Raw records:
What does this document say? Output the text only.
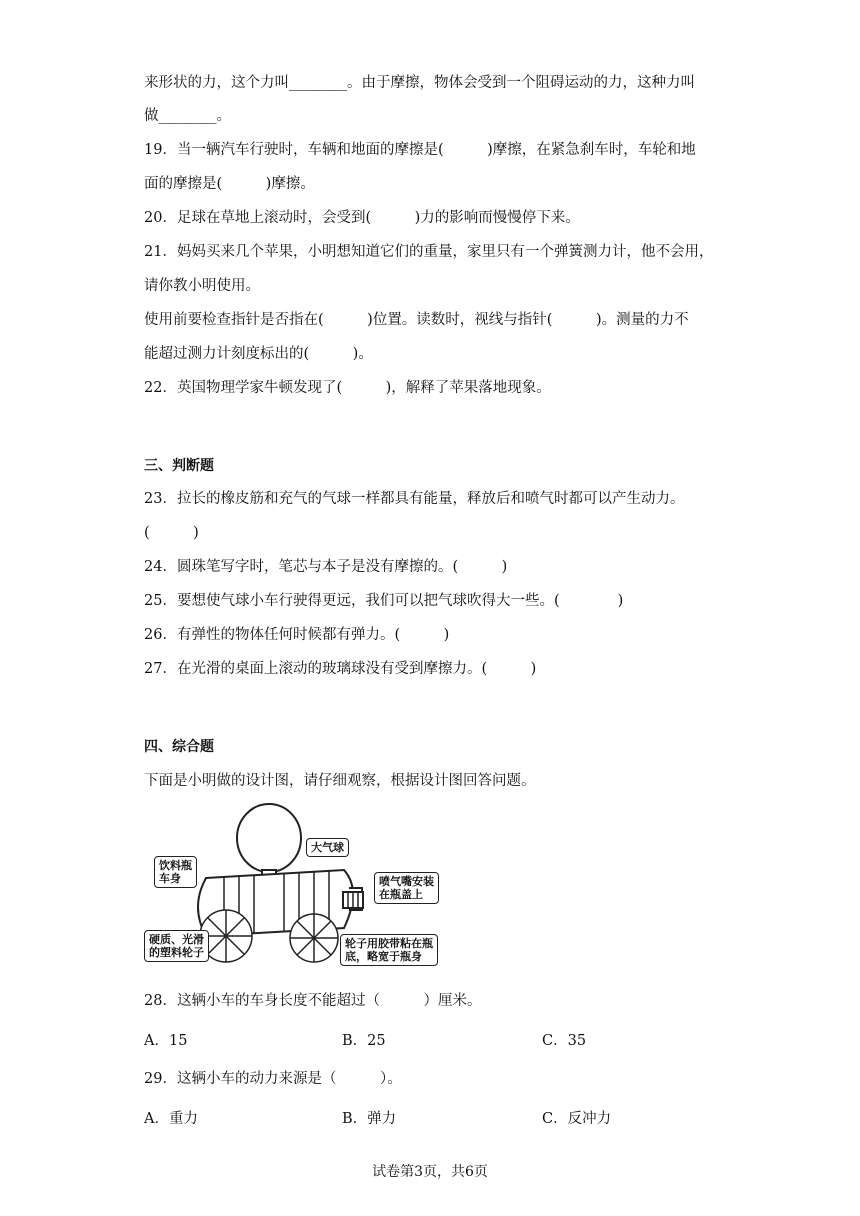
来形状的力，这个力叫________。由于摩擦，物体会受到一个阻碍运动的力，这种力叫
做________。
19．当一辆汽车行驶时，车辆和地面的摩擦是(　　　)摩擦，在紧急刹车时，车轮和地
面的摩擦是(　　　)摩擦。
20．足球在草地上滚动时，会受到(　　　)力的影响而慢慢停下来。
21．妈妈买来几个苹果，小明想知道它们的重量，家里只有一个弹簧测力计，他不会用，
请你教小明使用。
使用前要检查指针是否指在(　　　)位置。读数时，视线与指针(　　　)。测量的力不
能超过测力计刻度标出的(　　　)。
22．英国物理学家牛顿发现了(　　　)，解释了苹果落地现象。
三、判断题
23．拉长的橡皮筋和充气的气球一样都具有能量，释放后和喷气时都可以产生动力。
(　　　)
24．圆珠笔写字时，笔芯与本子是没有摩擦的。(　　　)
25．要想使气球小车行驶得更远，我们可以把气球吹得大一些。(　　　　)
26．有弹性的物体任何时候都有弹力。(　　　)
27．在光滑的桌面上滚动的玻璃球没有受到摩擦力。(　　　)
四、综合题
下面是小明做的设计图，请仔细观察，根据设计图回答问题。
大气球
饮料瓶
车身	喷气嘴安装
在瓶盖上
硬质、光滑
的塑料轮子
轮子用胶带粘在瓶
底，略宽于瓶身
28．这辆小车的车身长度不能超过（　　　）厘米。
A．15	B．25	C．35
29．这辆小车的动力来源是（　　　）。
A．重力	B．弹力	C．反冲力
试卷第3页，共6页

Written exercise:
Retype the whole listing exactly and leave the pictures out.

Solution for this problem:
What does this document say? Output the text only.
来形状的力，这个力叫________。由于摩擦，物体会受到一个阻碍运动的力，这种力叫
做________。
19．当一辆汽车行驶时，车辆和地面的摩擦是(　　　)摩擦，在紧急刹车时，车轮和地
面的摩擦是(　　　)摩擦。
20．足球在草地上滚动时，会受到(　　　)力的影响而慢慢停下来。
21．妈妈买来几个苹果，小明想知道它们的重量，家里只有一个弹簧测力计，他不会用，
请你教小明使用。
使用前要检查指针是否指在(　　　)位置。读数时，视线与指针(　　　)。测量的力不
能超过测力计刻度标出的(　　　)。
22．英国物理学家牛顿发现了(　　　)，解释了苹果落地现象。
三、判断题
23．拉长的橡皮筋和充气的气球一样都具有能量，释放后和喷气时都可以产生动力。
(　　　)
24．圆珠笔写字时，笔芯与本子是没有摩擦的。(　　　)
25．要想使气球小车行驶得更远，我们可以把气球吹得大一些。(　　　　)
26．有弹性的物体任何时候都有弹力。(　　　)
27．在光滑的桌面上滚动的玻璃球没有受到摩擦力。(　　　)
四、综合题
下面是小明做的设计图，请仔细观察，根据设计图回答问题。
大气球
饮料瓶
车身	喷气嘴安装
在瓶盖上
硬质、光滑
的塑料轮子
轮子用胶带粘在瓶
底，略宽于瓶身
28．这辆小车的车身长度不能超过（　　　）厘米。
A．15	B．25	C．35
29．这辆小车的动力来源是（　　　）。
A．重力	B．弹力	C．反冲力
试卷第3页，共6页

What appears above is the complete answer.